For the material that follows, list every line containing the word "Flux".

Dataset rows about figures
/---
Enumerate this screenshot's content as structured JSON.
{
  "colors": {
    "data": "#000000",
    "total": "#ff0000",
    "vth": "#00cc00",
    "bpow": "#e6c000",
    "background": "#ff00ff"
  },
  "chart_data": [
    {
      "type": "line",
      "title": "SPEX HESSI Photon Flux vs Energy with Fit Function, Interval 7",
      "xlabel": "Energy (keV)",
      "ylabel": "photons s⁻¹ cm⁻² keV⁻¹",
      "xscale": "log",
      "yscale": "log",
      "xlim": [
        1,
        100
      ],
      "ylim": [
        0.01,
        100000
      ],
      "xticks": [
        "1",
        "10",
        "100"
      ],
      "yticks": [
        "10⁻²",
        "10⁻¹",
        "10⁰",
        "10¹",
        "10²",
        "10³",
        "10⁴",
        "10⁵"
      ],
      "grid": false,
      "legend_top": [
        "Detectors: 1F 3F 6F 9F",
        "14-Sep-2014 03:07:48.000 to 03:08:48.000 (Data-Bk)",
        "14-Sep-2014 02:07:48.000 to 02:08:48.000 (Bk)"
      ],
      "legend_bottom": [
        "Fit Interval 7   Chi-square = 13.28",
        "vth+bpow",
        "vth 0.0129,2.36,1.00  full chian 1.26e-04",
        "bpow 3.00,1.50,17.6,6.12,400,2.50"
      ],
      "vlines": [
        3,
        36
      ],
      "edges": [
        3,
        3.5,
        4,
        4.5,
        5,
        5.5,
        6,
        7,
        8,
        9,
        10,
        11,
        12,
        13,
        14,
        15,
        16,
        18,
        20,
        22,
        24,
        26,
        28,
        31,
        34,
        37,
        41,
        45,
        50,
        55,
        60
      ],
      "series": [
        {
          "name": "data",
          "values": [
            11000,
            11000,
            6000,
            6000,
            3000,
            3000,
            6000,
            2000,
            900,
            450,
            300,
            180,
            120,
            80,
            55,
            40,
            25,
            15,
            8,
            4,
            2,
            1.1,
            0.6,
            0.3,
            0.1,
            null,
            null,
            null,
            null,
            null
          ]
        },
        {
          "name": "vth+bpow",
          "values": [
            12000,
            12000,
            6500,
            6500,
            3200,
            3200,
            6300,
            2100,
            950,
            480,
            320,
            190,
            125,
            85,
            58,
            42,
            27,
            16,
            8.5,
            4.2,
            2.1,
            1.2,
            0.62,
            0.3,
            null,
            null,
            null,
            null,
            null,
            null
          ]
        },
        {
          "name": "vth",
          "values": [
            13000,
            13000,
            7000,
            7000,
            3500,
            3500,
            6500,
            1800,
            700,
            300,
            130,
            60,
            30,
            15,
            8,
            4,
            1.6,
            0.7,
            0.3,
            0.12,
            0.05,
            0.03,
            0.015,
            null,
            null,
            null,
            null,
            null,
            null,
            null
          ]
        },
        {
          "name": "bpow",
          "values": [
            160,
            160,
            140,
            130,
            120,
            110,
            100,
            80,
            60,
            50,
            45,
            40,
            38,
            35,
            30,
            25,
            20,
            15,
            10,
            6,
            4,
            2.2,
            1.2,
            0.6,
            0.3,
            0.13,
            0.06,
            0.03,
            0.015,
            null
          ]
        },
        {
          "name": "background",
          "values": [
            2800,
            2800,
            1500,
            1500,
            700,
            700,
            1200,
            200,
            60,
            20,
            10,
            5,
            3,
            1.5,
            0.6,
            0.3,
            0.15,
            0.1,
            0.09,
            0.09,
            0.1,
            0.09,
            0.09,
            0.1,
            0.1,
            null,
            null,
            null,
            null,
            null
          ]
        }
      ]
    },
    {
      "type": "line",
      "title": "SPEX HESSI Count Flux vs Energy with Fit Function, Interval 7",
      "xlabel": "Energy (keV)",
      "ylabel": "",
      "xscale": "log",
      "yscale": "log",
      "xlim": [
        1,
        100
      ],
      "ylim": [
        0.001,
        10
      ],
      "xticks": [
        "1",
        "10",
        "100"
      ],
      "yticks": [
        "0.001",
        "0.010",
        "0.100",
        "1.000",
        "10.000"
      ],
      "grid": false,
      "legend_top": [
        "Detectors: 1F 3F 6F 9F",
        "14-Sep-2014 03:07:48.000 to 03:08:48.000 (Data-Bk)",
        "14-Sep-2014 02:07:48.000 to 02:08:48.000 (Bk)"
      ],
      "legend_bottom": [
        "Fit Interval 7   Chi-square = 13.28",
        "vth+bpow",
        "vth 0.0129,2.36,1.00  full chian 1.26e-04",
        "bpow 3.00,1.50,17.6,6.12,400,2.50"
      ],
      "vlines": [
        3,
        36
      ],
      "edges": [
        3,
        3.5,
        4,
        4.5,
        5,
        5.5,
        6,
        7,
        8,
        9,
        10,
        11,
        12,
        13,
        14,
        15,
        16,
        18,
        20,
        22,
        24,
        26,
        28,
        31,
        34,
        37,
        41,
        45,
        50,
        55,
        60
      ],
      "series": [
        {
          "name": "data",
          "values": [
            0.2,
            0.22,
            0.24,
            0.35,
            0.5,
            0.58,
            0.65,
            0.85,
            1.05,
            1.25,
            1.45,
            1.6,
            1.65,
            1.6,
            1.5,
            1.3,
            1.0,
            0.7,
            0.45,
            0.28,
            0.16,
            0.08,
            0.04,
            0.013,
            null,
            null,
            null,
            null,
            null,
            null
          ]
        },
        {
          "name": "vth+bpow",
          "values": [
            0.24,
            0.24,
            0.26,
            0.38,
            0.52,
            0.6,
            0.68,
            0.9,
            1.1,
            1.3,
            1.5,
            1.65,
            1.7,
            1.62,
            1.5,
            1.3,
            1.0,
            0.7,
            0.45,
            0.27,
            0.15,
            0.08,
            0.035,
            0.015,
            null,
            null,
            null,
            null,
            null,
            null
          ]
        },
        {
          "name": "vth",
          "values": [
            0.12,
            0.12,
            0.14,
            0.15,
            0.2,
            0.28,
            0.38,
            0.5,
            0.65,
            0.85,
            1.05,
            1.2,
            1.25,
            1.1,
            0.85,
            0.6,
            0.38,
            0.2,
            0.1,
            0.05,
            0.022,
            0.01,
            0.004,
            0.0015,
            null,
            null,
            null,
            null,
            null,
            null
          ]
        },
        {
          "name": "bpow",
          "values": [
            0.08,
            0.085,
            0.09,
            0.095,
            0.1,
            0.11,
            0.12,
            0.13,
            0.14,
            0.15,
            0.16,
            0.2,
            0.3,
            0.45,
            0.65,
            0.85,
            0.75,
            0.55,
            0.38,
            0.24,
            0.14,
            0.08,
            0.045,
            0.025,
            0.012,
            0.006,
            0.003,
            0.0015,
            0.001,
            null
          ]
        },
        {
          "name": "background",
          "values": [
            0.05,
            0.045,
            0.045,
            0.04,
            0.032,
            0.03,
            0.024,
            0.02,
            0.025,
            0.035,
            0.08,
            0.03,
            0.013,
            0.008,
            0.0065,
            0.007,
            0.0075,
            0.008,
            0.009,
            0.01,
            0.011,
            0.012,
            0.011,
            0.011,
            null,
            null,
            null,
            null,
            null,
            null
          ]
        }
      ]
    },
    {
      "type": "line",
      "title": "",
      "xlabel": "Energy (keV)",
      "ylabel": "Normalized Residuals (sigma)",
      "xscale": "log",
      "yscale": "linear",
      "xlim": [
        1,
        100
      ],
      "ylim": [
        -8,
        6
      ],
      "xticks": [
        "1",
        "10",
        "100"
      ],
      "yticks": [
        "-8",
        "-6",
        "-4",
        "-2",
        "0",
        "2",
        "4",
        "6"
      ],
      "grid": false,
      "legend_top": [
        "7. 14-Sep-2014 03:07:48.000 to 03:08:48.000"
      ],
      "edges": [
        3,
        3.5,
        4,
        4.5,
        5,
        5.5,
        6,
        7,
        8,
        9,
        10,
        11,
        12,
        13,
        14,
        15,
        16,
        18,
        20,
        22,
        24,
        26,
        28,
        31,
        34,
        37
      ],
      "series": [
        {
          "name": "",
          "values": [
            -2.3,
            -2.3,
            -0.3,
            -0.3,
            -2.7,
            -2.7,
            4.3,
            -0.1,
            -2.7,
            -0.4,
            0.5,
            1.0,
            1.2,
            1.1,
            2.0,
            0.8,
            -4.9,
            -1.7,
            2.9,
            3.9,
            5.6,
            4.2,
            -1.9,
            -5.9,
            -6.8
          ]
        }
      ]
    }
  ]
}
\---
Reply to the exercise:
      "title": "SPEX HESSI Photon Flux vs Energy with Fit Function, Interval 7",
      "title": "SPEX HESSI Count Flux vs Energy with Fit Function, Interval 7",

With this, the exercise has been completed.